[Records from a data source]

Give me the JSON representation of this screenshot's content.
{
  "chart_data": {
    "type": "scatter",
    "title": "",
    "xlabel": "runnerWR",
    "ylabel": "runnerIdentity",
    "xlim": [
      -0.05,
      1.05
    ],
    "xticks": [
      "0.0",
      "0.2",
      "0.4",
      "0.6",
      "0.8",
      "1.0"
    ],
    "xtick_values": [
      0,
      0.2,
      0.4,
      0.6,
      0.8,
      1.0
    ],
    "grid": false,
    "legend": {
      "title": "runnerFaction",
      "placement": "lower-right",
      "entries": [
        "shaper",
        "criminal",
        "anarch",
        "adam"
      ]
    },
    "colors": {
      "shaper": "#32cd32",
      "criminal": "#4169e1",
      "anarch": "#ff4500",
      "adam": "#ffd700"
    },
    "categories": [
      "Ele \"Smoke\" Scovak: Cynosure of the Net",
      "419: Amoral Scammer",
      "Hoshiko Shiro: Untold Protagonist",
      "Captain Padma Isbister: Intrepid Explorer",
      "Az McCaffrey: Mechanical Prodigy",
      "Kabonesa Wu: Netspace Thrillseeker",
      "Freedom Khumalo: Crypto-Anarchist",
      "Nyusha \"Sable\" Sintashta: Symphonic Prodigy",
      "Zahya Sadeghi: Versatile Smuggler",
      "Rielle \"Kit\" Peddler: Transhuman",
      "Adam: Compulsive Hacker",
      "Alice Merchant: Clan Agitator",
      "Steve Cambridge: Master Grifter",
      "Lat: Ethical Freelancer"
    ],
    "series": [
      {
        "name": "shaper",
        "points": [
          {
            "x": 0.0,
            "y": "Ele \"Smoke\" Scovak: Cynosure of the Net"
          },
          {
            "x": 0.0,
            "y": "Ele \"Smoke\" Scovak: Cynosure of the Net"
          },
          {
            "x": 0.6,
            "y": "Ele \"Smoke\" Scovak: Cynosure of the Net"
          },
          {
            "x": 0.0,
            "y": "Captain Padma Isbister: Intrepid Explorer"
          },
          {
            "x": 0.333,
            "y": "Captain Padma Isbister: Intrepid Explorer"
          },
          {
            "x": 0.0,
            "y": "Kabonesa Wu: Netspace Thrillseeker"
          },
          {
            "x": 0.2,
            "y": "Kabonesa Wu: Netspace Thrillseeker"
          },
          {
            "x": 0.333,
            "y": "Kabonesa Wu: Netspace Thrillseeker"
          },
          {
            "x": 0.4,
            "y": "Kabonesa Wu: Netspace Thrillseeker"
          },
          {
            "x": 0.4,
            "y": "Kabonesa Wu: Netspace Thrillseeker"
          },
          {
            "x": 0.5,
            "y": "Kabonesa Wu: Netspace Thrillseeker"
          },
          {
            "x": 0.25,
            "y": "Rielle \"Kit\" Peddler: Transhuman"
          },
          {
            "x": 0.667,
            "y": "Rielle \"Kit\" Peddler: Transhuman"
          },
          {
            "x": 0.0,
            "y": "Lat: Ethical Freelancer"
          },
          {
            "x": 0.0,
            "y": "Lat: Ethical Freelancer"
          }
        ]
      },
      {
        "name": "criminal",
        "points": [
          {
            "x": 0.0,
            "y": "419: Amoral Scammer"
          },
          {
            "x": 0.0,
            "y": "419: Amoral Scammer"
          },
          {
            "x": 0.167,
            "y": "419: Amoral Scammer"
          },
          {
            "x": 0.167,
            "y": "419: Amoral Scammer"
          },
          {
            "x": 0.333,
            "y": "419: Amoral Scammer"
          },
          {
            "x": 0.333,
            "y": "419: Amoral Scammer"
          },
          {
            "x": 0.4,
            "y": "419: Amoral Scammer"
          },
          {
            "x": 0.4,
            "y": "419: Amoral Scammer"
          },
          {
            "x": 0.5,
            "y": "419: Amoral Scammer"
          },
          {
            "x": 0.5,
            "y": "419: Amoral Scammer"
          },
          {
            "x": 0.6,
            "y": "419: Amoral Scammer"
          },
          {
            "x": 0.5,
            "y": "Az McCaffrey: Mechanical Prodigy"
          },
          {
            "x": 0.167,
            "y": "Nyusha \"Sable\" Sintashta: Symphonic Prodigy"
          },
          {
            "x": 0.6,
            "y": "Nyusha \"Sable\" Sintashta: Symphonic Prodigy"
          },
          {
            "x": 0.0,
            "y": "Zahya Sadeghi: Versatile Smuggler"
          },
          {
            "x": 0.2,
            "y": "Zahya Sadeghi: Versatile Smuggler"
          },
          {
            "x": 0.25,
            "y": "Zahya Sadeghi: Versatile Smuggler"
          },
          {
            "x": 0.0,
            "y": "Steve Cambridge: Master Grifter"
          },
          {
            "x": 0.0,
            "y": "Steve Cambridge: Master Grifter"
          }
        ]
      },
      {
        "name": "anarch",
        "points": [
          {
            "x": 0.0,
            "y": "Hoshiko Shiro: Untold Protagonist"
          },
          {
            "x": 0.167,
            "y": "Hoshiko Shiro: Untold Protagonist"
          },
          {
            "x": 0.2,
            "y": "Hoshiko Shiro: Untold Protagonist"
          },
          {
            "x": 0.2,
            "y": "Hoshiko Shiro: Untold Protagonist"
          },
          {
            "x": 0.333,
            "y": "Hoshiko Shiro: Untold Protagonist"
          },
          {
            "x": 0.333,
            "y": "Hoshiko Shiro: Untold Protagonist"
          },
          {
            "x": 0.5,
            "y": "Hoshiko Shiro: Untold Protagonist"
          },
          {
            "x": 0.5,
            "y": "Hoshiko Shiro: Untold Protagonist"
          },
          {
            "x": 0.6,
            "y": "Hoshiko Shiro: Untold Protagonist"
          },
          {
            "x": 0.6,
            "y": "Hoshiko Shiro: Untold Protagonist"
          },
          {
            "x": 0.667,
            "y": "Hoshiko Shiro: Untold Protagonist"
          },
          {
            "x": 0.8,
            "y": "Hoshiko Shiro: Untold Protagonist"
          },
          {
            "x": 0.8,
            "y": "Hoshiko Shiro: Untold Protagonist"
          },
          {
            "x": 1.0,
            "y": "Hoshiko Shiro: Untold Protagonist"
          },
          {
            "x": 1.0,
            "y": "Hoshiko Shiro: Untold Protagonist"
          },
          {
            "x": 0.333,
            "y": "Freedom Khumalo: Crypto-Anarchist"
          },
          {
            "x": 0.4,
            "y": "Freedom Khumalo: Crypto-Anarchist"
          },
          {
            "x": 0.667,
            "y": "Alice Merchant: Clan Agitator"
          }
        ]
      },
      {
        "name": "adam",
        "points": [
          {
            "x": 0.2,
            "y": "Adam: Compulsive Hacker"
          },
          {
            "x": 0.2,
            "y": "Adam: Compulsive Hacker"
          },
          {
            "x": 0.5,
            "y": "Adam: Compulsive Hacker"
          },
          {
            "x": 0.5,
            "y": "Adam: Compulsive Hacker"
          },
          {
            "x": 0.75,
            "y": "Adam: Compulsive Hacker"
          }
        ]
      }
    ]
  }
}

[Written exercise] Each line above must be reproduced exactly as it stands.

[Result of this task]
Give me the JSON representation of this screenshot's content.
{
  "chart_data": {
    "type": "scatter",
    "title": "",
    "xlabel": "runnerWR",
    "ylabel": "runnerIdentity",
    "xlim": [
      -0.05,
      1.05
    ],
    "xticks": [
      "0.0",
      "0.2",
      "0.4",
      "0.6",
      "0.8",
      "1.0"
    ],
    "xtick_values": [
      0,
      0.2,
      0.4,
      0.6,
      0.8,
      1.0
    ],
    "grid": false,
    "legend": {
      "title": "runnerFaction",
      "placement": "lower-right",
      "entries": [
        "shaper",
        "criminal",
        "anarch",
        "adam"
      ]
    },
    "colors": {
      "shaper": "#32cd32",
      "criminal": "#4169e1",
      "anarch": "#ff4500",
      "adam": "#ffd700"
    },
    "categories": [
      "Ele \"Smoke\" Scovak: Cynosure of the Net",
      "419: Amoral Scammer",
      "Hoshiko Shiro: Untold Protagonist",
      "Captain Padma Isbister: Intrepid Explorer",
      "Az McCaffrey: Mechanical Prodigy",
      "Kabonesa Wu: Netspace Thrillseeker",
      "Freedom Khumalo: Crypto-Anarchist",
      "Nyusha \"Sable\" Sintashta: Symphonic Prodigy",
      "Zahya Sadeghi: Versatile Smuggler",
      "Rielle \"Kit\" Peddler: Transhuman",
      "Adam: Compulsive Hacker",
      "Alice Merchant: Clan Agitator",
      "Steve Cambridge: Master Grifter",
      "Lat: Ethical Freelancer"
    ],
    "series": [
      {
        "name": "shaper",
        "points": [
          {
            "x": 0.0,
            "y": "Ele \"Smoke\" Scovak: Cynosure of the Net"
          },
          {
            "x": 0.0,
            "y": "Ele \"Smoke\" Scovak: Cynosure of the Net"
          },
          {
            "x": 0.6,
            "y": "Ele \"Smoke\" Scovak: Cynosure of the Net"
          },
          {
            "x": 0.0,
            "y": "Captain Padma Isbister: Intrepid Explorer"
          },
          {
            "x": 0.333,
            "y": "Captain Padma Isbister: Intrepid Explorer"
          },
          {
            "x": 0.0,
            "y": "Kabonesa Wu: Netspace Thrillseeker"
          },
          {
            "x": 0.2,
            "y": "Kabonesa Wu: Netspace Thrillseeker"
          },
          {
            "x": 0.333,
            "y": "Kabonesa Wu: Netspace Thrillseeker"
          },
          {
            "x": 0.4,
            "y": "Kabonesa Wu: Netspace Thrillseeker"
          },
          {
            "x": 0.4,
            "y": "Kabonesa Wu: Netspace Thrillseeker"
          },
          {
            "x": 0.5,
            "y": "Kabonesa Wu: Netspace Thrillseeker"
          },
          {
            "x": 0.25,
            "y": "Rielle \"Kit\" Peddler: Transhuman"
          },
          {
            "x": 0.667,
            "y": "Rielle \"Kit\" Peddler: Transhuman"
          },
          {
            "x": 0.0,
            "y": "Lat: Ethical Freelancer"
          },
          {
            "x": 0.0,
            "y": "Lat: Ethical Freelancer"
          }
        ]
      },
      {
        "name": "criminal",
        "points": [
          {
            "x": 0.0,
            "y": "419: Amoral Scammer"
          },
          {
            "x": 0.0,
            "y": "419: Amoral Scammer"
          },
          {
            "x": 0.167,
            "y": "419: Amoral Scammer"
          },
          {
            "x": 0.167,
            "y": "419: Amoral Scammer"
          },
          {
            "x": 0.333,
            "y": "419: Amoral Scammer"
          },
          {
            "x": 0.333,
            "y": "419: Amoral Scammer"
          },
          {
            "x": 0.4,
            "y": "419: Amoral Scammer"
          },
          {
            "x": 0.4,
            "y": "419: Amoral Scammer"
          },
          {
            "x": 0.5,
            "y": "419: Amoral Scammer"
          },
          {
            "x": 0.5,
            "y": "419: Amoral Scammer"
          },
          {
            "x": 0.6,
            "y": "419: Amoral Scammer"
          },
          {
            "x": 0.5,
            "y": "Az McCaffrey: Mechanical Prodigy"
          },
          {
            "x": 0.167,
            "y": "Nyusha \"Sable\" Sintashta: Symphonic Prodigy"
          },
          {
            "x": 0.6,
            "y": "Nyusha \"Sable\" Sintashta: Symphonic Prodigy"
          },
          {
            "x": 0.0,
            "y": "Zahya Sadeghi: Versatile Smuggler"
          },
          {
            "x": 0.2,
            "y": "Zahya Sadeghi: Versatile Smuggler"
          },
          {
            "x": 0.25,
            "y": "Zahya Sadeghi: Versatile Smuggler"
          },
          {
            "x": 0.0,
            "y": "Steve Cambridge: Master Grifter"
          },
          {
            "x": 0.0,
            "y": "Steve Cambridge: Master Grifter"
          }
        ]
      },
      {
        "name": "anarch",
        "points": [
          {
            "x": 0.0,
            "y": "Hoshiko Shiro: Untold Protagonist"
          },
          {
            "x": 0.167,
            "y": "Hoshiko Shiro: Untold Protagonist"
          },
          {
            "x": 0.2,
            "y": "Hoshiko Shiro: Untold Protagonist"
          },
          {
            "x": 0.2,
            "y": "Hoshiko Shiro: Untold Protagonist"
          },
          {
            "x": 0.333,
            "y": "Hoshiko Shiro: Untold Protagonist"
          },
          {
            "x": 0.333,
            "y": "Hoshiko Shiro: Untold Protagonist"
          },
          {
            "x": 0.5,
            "y": "Hoshiko Shiro: Untold Protagonist"
          },
          {
            "x": 0.5,
            "y": "Hoshiko Shiro: Untold Protagonist"
          },
          {
            "x": 0.6,
            "y": "Hoshiko Shiro: Untold Protagonist"
          },
          {
            "x": 0.6,
            "y": "Hoshiko Shiro: Untold Protagonist"
          },
          {
            "x": 0.667,
            "y": "Hoshiko Shiro: Untold Protagonist"
          },
          {
            "x": 0.8,
            "y": "Hoshiko Shiro: Untold Protagonist"
          },
          {
            "x": 0.8,
            "y": "Hoshiko Shiro: Untold Protagonist"
          },
          {
            "x": 1.0,
            "y": "Hoshiko Shiro: Untold Protagonist"
          },
          {
            "x": 1.0,
            "y": "Hoshiko Shiro: Untold Protagonist"
          },
          {
            "x": 0.333,
            "y": "Freedom Khumalo: Crypto-Anarchist"
          },
          {
            "x": 0.4,
            "y": "Freedom Khumalo: Crypto-Anarchist"
          },
          {
            "x": 0.667,
            "y": "Alice Merchant: Clan Agitator"
          }
        ]
      },
      {
        "name": "adam",
        "points": [
          {
            "x": 0.2,
            "y": "Adam: Compulsive Hacker"
          },
          {
            "x": 0.2,
            "y": "Adam: Compulsive Hacker"
          },
          {
            "x": 0.5,
            "y": "Adam: Compulsive Hacker"
          },
          {
            "x": 0.5,
            "y": "Adam: Compulsive Hacker"
          },
          {
            "x": 0.75,
            "y": "Adam: Compulsive Hacker"
          }
        ]
      }
    ]
  }
}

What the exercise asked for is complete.